Given data:
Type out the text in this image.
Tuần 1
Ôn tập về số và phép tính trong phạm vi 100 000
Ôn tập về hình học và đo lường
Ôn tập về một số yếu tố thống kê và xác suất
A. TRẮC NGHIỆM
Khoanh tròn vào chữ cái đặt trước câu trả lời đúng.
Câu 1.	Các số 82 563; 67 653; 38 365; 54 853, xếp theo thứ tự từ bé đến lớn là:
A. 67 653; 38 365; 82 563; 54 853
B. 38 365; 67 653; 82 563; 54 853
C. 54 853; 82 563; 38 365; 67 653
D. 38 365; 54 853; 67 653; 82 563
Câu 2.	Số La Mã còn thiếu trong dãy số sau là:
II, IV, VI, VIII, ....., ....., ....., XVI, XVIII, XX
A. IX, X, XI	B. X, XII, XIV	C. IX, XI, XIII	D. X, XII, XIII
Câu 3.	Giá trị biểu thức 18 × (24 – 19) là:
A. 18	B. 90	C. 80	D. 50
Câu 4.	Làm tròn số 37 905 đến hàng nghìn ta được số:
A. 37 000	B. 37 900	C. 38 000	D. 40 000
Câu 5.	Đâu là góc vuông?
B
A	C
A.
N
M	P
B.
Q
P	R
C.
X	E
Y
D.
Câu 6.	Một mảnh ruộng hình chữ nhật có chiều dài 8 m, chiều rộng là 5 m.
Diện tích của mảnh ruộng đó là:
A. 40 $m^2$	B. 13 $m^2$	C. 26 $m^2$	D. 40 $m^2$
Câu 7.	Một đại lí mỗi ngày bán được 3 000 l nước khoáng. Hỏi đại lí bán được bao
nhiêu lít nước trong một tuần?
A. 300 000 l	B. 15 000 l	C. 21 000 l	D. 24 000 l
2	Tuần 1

Problem requirements:
From the entries above, copy every line that holds the word "ruộng".

Answer in full:
Câu 6.	Một mảnh ruộng hình chữ nhật có chiều dài 8 m, chiều rộng là 5 m.
Diện tích của mảnh ruộng đó là:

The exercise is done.